» EXERCISE INSTRUCTIONS
You are to retype all of the data exactly as it appears.

Dataset excerpt
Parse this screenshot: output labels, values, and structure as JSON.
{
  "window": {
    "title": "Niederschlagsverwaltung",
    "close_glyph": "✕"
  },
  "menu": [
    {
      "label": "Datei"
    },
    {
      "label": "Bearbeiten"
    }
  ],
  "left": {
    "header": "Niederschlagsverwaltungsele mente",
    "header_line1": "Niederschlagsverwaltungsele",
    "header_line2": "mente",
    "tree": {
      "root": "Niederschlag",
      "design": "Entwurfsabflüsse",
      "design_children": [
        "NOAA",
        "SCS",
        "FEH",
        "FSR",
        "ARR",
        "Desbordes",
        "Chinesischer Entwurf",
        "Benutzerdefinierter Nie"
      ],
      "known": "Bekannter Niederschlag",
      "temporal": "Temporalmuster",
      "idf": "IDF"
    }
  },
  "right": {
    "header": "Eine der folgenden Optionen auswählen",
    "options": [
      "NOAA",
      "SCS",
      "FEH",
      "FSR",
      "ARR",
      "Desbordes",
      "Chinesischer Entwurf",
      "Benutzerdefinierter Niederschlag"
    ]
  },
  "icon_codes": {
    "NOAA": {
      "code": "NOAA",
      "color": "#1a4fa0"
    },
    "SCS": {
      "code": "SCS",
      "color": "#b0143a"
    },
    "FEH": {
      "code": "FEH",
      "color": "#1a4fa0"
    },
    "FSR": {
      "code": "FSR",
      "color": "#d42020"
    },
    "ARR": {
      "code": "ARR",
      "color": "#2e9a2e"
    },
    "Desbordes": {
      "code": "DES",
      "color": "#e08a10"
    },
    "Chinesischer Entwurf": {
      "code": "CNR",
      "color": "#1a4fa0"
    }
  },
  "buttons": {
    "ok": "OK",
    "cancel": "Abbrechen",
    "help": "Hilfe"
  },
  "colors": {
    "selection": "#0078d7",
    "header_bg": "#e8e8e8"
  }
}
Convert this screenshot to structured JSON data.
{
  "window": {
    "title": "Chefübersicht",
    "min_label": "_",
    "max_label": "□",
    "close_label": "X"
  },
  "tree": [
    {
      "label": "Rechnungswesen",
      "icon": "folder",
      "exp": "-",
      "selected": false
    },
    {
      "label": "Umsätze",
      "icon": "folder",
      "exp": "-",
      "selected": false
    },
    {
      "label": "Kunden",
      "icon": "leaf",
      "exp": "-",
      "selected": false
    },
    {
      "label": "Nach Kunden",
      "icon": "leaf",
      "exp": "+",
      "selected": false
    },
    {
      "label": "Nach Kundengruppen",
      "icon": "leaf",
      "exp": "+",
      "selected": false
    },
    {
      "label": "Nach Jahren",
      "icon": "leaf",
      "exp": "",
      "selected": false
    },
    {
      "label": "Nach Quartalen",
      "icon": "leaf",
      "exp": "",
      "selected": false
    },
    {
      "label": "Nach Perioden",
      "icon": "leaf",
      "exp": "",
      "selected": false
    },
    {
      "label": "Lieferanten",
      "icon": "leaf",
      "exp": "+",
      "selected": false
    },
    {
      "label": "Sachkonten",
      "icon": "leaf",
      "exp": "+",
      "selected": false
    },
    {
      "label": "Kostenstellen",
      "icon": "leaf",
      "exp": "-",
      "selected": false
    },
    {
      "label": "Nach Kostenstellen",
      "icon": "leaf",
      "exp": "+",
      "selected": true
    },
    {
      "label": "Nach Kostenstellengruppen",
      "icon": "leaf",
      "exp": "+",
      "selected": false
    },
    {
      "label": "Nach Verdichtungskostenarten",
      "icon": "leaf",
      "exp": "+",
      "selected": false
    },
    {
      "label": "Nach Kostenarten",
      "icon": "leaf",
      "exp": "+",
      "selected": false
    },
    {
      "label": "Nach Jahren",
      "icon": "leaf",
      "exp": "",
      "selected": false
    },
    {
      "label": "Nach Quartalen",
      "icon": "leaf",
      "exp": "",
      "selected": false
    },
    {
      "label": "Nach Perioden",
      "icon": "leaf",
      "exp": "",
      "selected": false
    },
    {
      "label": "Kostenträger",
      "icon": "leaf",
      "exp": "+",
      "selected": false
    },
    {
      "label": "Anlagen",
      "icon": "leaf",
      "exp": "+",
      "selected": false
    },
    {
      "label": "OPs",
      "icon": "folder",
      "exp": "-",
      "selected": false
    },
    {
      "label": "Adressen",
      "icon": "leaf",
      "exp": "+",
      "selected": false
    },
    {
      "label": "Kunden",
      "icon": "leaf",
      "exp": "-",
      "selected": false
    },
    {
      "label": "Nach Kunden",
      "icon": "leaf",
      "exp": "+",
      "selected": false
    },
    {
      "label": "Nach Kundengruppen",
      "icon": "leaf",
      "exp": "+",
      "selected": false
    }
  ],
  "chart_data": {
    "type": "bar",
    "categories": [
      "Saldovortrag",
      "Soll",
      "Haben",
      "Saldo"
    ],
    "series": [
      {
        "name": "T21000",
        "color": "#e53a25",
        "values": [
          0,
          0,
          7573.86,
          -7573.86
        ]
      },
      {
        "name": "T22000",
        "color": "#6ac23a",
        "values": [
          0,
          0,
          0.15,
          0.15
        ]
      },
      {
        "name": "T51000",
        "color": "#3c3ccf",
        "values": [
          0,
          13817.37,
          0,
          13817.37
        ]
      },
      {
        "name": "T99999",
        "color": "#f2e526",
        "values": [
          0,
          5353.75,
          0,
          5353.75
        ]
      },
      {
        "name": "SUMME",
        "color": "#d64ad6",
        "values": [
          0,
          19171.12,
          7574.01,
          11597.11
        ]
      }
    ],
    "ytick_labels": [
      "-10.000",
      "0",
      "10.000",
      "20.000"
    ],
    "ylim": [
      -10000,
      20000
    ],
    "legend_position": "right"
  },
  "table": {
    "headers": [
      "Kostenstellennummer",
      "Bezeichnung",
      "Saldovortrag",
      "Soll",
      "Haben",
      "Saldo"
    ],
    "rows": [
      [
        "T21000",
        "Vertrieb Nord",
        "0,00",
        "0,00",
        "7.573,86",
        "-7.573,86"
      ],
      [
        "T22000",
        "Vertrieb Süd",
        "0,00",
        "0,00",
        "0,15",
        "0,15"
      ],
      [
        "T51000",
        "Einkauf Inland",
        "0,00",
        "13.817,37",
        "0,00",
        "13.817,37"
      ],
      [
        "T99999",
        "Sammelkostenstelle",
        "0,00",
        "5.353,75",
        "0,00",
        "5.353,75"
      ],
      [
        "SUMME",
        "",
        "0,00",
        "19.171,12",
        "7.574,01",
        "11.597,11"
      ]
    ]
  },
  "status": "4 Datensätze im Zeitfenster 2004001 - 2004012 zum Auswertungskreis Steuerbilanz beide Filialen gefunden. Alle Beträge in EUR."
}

» CORRECT RESULT
Parse this screenshot: output labels, values, and structure as JSON.
{
  "window": {
    "title": "Niederschlagsverwaltung",
    "close_glyph": "✕"
  },
  "menu": [
    {
      "label": "Datei"
    },
    {
      "label": "Bearbeiten"
    }
  ],
  "left": {
    "header": "Niederschlagsverwaltungsele mente",
    "header_line1": "Niederschlagsverwaltungsele",
    "header_line2": "mente",
    "tree": {
      "root": "Niederschlag",
      "design": "Entwurfsabflüsse",
      "design_children": [
        "NOAA",
        "SCS",
        "FEH",
        "FSR",
        "ARR",
        "Desbordes",
        "Chinesischer Entwurf",
        "Benutzerdefinierter Nie"
      ],
      "known": "Bekannter Niederschlag",
      "temporal": "Temporalmuster",
      "idf": "IDF"
    }
  },
  "right": {
    "header": "Eine der folgenden Optionen auswählen",
    "options": [
      "NOAA",
      "SCS",
      "FEH",
      "FSR",
      "ARR",
      "Desbordes",
      "Chinesischer Entwurf",
      "Benutzerdefinierter Niederschlag"
    ]
  },
  "icon_codes": {
    "NOAA": {
      "code": "NOAA",
      "color": "#1a4fa0"
    },
    "SCS": {
      "code": "SCS",
      "color": "#b0143a"
    },
    "FEH": {
      "code": "FEH",
      "color": "#1a4fa0"
    },
    "FSR": {
      "code": "FSR",
      "color": "#d42020"
    },
    "ARR": {
      "code": "ARR",
      "color": "#2e9a2e"
    },
    "Desbordes": {
      "code": "DES",
      "color": "#e08a10"
    },
    "Chinesischer Entwurf": {
      "code": "CNR",
      "color": "#1a4fa0"
    }
  },
  "buttons": {
    "ok": "OK",
    "cancel": "Abbrechen",
    "help": "Hilfe"
  },
  "colors": {
    "selection": "#0078d7",
    "header_bg": "#e8e8e8"
  }
}
Convert this screenshot to structured JSON data.
{
  "window": {
    "title": "Chefübersicht",
    "min_label": "_",
    "max_label": "□",
    "close_label": "X"
  },
  "tree": [
    {
      "label": "Rechnungswesen",
      "icon": "folder",
      "exp": "-",
      "selected": false
    },
    {
      "label": "Umsätze",
      "icon": "folder",
      "exp": "-",
      "selected": false
    },
    {
      "label": "Kunden",
      "icon": "leaf",
      "exp": "-",
      "selected": false
    },
    {
      "label": "Nach Kunden",
      "icon": "leaf",
      "exp": "+",
      "selected": false
    },
    {
      "label": "Nach Kundengruppen",
      "icon": "leaf",
      "exp": "+",
      "selected": false
    },
    {
      "label": "Nach Jahren",
      "icon": "leaf",
      "exp": "",
      "selected": false
    },
    {
      "label": "Nach Quartalen",
      "icon": "leaf",
      "exp": "",
      "selected": false
    },
    {
      "label": "Nach Perioden",
      "icon": "leaf",
      "exp": "",
      "selected": false
    },
    {
      "label": "Lieferanten",
      "icon": "leaf",
      "exp": "+",
      "selected": false
    },
    {
      "label": "Sachkonten",
      "icon": "leaf",
      "exp": "+",
      "selected": false
    },
    {
      "label": "Kostenstellen",
      "icon": "leaf",
      "exp": "-",
      "selected": false
    },
    {
      "label": "Nach Kostenstellen",
      "icon": "leaf",
      "exp": "+",
      "selected": true
    },
    {
      "label": "Nach Kostenstellengruppen",
      "icon": "leaf",
      "exp": "+",
      "selected": false
    },
    {
      "label": "Nach Verdichtungskostenarten",
      "icon": "leaf",
      "exp": "+",
      "selected": false
    },
    {
      "label": "Nach Kostenarten",
      "icon": "leaf",
      "exp": "+",
      "selected": false
    },
    {
      "label": "Nach Jahren",
      "icon": "leaf",
      "exp": "",
      "selected": false
    },
    {
      "label": "Nach Quartalen",
      "icon": "leaf",
      "exp": "",
      "selected": false
    },
    {
      "label": "Nach Perioden",
      "icon": "leaf",
      "exp": "",
      "selected": false
    },
    {
      "label": "Kostenträger",
      "icon": "leaf",
      "exp": "+",
      "selected": false
    },
    {
      "label": "Anlagen",
      "icon": "leaf",
      "exp": "+",
      "selected": false
    },
    {
      "label": "OPs",
      "icon": "folder",
      "exp": "-",
      "selected": false
    },
    {
      "label": "Adressen",
      "icon": "leaf",
      "exp": "+",
      "selected": false
    },
    {
      "label": "Kunden",
      "icon": "leaf",
      "exp": "-",
      "selected": false
    },
    {
      "label": "Nach Kunden",
      "icon": "leaf",
      "exp": "+",
      "selected": false
    },
    {
      "label": "Nach Kundengruppen",
      "icon": "leaf",
      "exp": "+",
      "selected": false
    }
  ],
  "chart_data": {
    "type": "bar",
    "categories": [
      "Saldovortrag",
      "Soll",
      "Haben",
      "Saldo"
    ],
    "series": [
      {
        "name": "T21000",
        "color": "#e53a25",
        "values": [
          0,
          0,
          7573.86,
          -7573.86
        ]
      },
      {
        "name": "T22000",
        "color": "#6ac23a",
        "values": [
          0,
          0,
          0.15,
          0.15
        ]
      },
      {
        "name": "T51000",
        "color": "#3c3ccf",
        "values": [
          0,
          13817.37,
          0,
          13817.37
        ]
      },
      {
        "name": "T99999",
        "color": "#f2e526",
        "values": [
          0,
          5353.75,
          0,
          5353.75
        ]
      },
      {
        "name": "SUMME",
        "color": "#d64ad6",
        "values": [
          0,
          19171.12,
          7574.01,
          11597.11
        ]
      }
    ],
    "ytick_labels": [
      "-10.000",
      "0",
      "10.000",
      "20.000"
    ],
    "ylim": [
      -10000,
      20000
    ],
    "legend_position": "right"
  },
  "table": {
    "headers": [
      "Kostenstellennummer",
      "Bezeichnung",
      "Saldovortrag",
      "Soll",
      "Haben",
      "Saldo"
    ],
    "rows": [
      [
        "T21000",
        "Vertrieb Nord",
        "0,00",
        "0,00",
        "7.573,86",
        "-7.573,86"
      ],
      [
        "T22000",
        "Vertrieb Süd",
        "0,00",
        "0,00",
        "0,15",
        "0,15"
      ],
      [
        "T51000",
        "Einkauf Inland",
        "0,00",
        "13.817,37",
        "0,00",
        "13.817,37"
      ],
      [
        "T99999",
        "Sammelkostenstelle",
        "0,00",
        "5.353,75",
        "0,00",
        "5.353,75"
      ],
      [
        "SUMME",
        "",
        "0,00",
        "19.171,12",
        "7.574,01",
        "11.597,11"
      ]
    ]
  },
  "status": "4 Datensätze im Zeitfenster 2004001 - 2004012 zum Auswertungskreis Steuerbilanz beide Filialen gefunden. Alle Beträge in EUR."
}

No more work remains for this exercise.